Задание 1
Перепишите без изменений строки из списков координат рамок, начиная с первой строки и заканчивая строкой, в которой есть «post-timestamp: 28 de Maio, 23:23 [148, 1002, 365, 1032]», включительно.

Фрагмент текста
# # # # # # #

Изображение, связанное со своим материальным носителем, онтологически несовместимо с изображенным на нем предметом, оно отрицает этот предмет и само отрицается им: «…когда мы через картину вглядываемся в Пьера, то тем самым перестаем воспринимать картину»48. Событие образа состоит в том, что он отделяет от вещи ее явность, видимое присутствие49, делает ее зримой, но отсутствующей. Из этого парадокса вытекает «реалистическая иллюзия» визуальных изображений, но на нем же основаны и сюжеты о призрачных образах. Такие сюжеты развертывают, превращают в повествование свойственную образу диалектику позитивности и негативности, насыщенности и опустошенности, которая восходит к противоположности двух его субъектов (создателя и зрителя) и двух моментов времени (изображенного и актуально переживаемого). Перцептивные и смысловые атрибуты образа, обычно разнесенные по разным режимам его функционирования, сходятся и вступают в столкновение: повествование на свой лад интерпретирует образ, то есть вводит его в негативность дискурса («не я, а оно», «не сейчас, а когда-то»), сам же образ сгущается до реального присутствия, непосредственного взаимодействия с субъектом.

В собственно визуальном, оптическом опыте персонажей рассказа (а косвенно, через их посредство, – и его читателя/зрителя) эта диалектика реализуется как явление незримого. «Незримую сторону» образа упоминал, как уже можно было видеть выше, Жан-Люк Нанси, о сходных проблемах размышляли и другие философы ХX века: Морис Мерло-Понти, Мари-Жозе Мондзен, Жан-Люк Марион. Елена Петровская, сравнивая их концепции визуальности, особо выделяет эту идею незримого (l’invu): «…когда нам что-то так показывают, на самом деле мы ничего не видим, нам предлагают лишь включиться в определенную систему отношений»50. Эта система отношений находится буквально за рамкой образа; он непременно сопровождается ею, но ее не воспринимает непосредственно зритель, которому, чтобы ее узнать, нужно либо пережить мистический опыт, либо сделать специальное, разрушительное для образа аналитическое усилие. Незримое – это присутствие Бога на условно изображающей его иконе, рамка и перспектива, неотъемлемо принадлежащие образу, но исключенные из его видимого мира, энергетическое «насилие» образа, порой демонстрирующего себя в своей нефигуративности, бес-форменности. Жан-Люк Марион отмечает динамическую, событийную природу незримого, которая предрасполагает к его сакрализации и, добавим, к его нарративному представлению:

Каждая картина создает свое новое зримое, и в каждой картине заключено свое незримое, иначе говоря – событие. Такой новый объект становится идолом51.

Незримое в визуальном образе может быть трансцендентным или имманентным. К первой категории относится незримость бесконечно удаленных сверхъестественных существ, на которые намекает образ-символ (например, христианский крест); ко второй категории – незримость пространственно-временных отношений, которые здесь и сейчас связывают компоненты образа между собой или же весь образ с субъектом (взаимное расположение образа и зрителя и т. п.). Интрадиегетический образ делает и ту и другую незримость явной, «зримой»: в повествовании оживают, обретают иллюзорное бытие его отсутствующие, трансцендентные персонажи, а его собственная имманентная структура «остраняется», вместо виртуально-служебных функций начинает играть актуальную роль в сюжетных событиях; «форма» образа становится «содержанием» рассказа о нем.

# # # # # # #

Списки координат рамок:

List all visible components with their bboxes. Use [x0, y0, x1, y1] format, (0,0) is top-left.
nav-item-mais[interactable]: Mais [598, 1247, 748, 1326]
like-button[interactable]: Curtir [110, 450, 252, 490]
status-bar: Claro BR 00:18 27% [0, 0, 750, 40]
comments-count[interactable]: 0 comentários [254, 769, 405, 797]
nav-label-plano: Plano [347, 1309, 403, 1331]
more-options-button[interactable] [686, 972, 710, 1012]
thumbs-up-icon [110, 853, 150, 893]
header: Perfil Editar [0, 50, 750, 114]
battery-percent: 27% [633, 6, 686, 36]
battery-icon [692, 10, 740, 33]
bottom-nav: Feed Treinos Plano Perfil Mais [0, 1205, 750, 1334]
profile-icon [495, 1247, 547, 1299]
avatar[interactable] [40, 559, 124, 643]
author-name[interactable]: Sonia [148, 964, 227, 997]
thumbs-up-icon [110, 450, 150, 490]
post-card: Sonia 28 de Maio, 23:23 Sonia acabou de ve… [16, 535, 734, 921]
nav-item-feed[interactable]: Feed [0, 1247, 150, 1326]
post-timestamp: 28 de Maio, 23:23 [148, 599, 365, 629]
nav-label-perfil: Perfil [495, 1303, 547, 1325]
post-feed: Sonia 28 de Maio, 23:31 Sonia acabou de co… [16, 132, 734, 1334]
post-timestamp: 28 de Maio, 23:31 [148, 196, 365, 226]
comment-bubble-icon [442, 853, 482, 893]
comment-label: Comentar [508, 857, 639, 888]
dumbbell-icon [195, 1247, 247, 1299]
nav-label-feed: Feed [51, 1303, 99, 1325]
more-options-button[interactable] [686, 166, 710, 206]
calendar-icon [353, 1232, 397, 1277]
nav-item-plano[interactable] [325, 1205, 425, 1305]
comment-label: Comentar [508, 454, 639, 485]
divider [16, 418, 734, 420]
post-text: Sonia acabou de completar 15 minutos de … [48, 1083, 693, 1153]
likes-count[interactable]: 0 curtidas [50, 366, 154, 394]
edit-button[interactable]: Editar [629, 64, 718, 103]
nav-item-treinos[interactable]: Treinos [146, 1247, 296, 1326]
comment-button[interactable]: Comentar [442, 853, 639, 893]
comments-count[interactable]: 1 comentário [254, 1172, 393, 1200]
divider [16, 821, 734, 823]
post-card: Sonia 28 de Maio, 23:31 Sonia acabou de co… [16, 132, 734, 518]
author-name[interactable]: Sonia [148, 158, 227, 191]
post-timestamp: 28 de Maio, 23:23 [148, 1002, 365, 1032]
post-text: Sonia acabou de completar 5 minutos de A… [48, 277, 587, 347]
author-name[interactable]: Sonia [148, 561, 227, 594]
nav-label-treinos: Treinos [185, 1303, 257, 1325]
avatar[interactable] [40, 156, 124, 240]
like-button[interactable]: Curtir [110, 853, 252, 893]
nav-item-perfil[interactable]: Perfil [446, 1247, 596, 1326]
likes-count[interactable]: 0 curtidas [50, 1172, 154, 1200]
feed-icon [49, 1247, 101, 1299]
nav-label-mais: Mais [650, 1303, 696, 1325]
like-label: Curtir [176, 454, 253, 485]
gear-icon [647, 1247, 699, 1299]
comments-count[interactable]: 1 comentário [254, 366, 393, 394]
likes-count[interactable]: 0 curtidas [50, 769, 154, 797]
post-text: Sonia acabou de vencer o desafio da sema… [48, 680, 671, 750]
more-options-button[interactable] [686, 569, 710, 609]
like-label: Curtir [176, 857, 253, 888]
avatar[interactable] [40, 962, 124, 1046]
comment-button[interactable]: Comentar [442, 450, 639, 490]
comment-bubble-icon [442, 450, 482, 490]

# # # # # # #

Задание 2
Продолжите текст о незримом в визуальном образе с того места, на котором он обрывается.

Ответ 1
List all visible components with their bboxes. Use [x0, y0, x1, y1] format, (0,0) is top-left.
nav-item-mais[interactable]: Mais [598, 1247, 748, 1326]
like-button[interactable]: Curtir [110, 450, 252, 490]
status-bar: Claro BR 00:18 27% [0, 0, 750, 40]
comments-count[interactable]: 0 comentários [254, 769, 405, 797]
nav-label-plano: Plano [347, 1309, 403, 1331]
more-options-button[interactable] [686, 972, 710, 1012]
thumbs-up-icon [110, 853, 150, 893]
header: Perfil Editar [0, 50, 750, 114]
battery-percent: 27% [633, 6, 686, 36]
battery-icon [692, 10, 740, 33]
bottom-nav: Feed Treinos Plano Perfil Mais [0, 1205, 750, 1334]
profile-icon [495, 1247, 547, 1299]
avatar[interactable] [40, 559, 124, 643]
author-name[interactable]: Sonia [148, 964, 227, 997]
thumbs-up-icon [110, 450, 150, 490]
post-card: Sonia 28 de Maio, 23:23 Sonia acabou de ve… [16, 535, 734, 921]
nav-item-feed[interactable]: Feed [0, 1247, 150, 1326]
post-timestamp: 28 de Maio, 23:23 [148, 599, 365, 629]
nav-label-perfil: Perfil [495, 1303, 547, 1325]
post-feed: Sonia 28 de Maio, 23:31 Sonia acabou de co… [16, 132, 734, 1334]
post-timestamp: 28 de Maio, 23:31 [148, 196, 365, 226]
comment-bubble-icon [442, 853, 482, 893]
comment-label: Comentar [508, 857, 639, 888]
dumbbell-icon [195, 1247, 247, 1299]
nav-label-feed: Feed [51, 1303, 99, 1325]
more-options-button[interactable] [686, 166, 710, 206]
calendar-icon [353, 1232, 397, 1277]
nav-item-plano[interactable] [325, 1205, 425, 1305]
comment-label: Comentar [508, 454, 639, 485]
divider [16, 418, 734, 420]
post-text: Sonia acabou de completar 15 minutos de … [48, 1083, 693, 1153]
likes-count[interactable]: 0 curtidas [50, 366, 154, 394]
edit-button[interactable]: Editar [629, 64, 718, 103]
nav-item-treinos[interactable]: Treinos [146, 1247, 296, 1326]
comment-button[interactable]: Comentar [442, 853, 639, 893]
comments-count[interactable]: 1 comentário [254, 1172, 393, 1200]
divider [16, 821, 734, 823]
post-card: Sonia 28 de Maio, 23:31 Sonia acabou de co… [16, 132, 734, 518]
author-name[interactable]: Sonia [148, 158, 227, 191]
post-timestamp: 28 de Maio, 23:23 [148, 1002, 365, 1032]

Ответ 2
Таковы некоторые философско-эстетические идеи, вытекающие из современных исследований визуальности. В принципе они применимы к функционированию любого визуального образа в культуре и определяют лишь предпосылки – необходимые, но не достаточные условия – для рассказывания о нем. Образ всегда, не только в нарративном тексте, окружен какой-то реальной или виртуальной рамкой, он всегда, начиная с древнейших традиций, обладает потенциалом сакрализации, всегда отделен переменной дистанцией от зрителя, его созерцание всегда составляет мгновенное или развернутое во времени событие, ему всегда свойственна диалектика бывшего и актуального, позитивного и негативного. У интрадиегетического образа есть, кроме того, и некоторые специфические особенности, обусловленные его взаимодействием с литературным или кинематографическим повествованием, куда он включен; они неодинаково проявляются в каждом конкретном тексте или фильме, но все вместе образуют систему, которую можно назвать поэтикой интрадиегетического образа. Ее исследованию и посвящена настоящая книга.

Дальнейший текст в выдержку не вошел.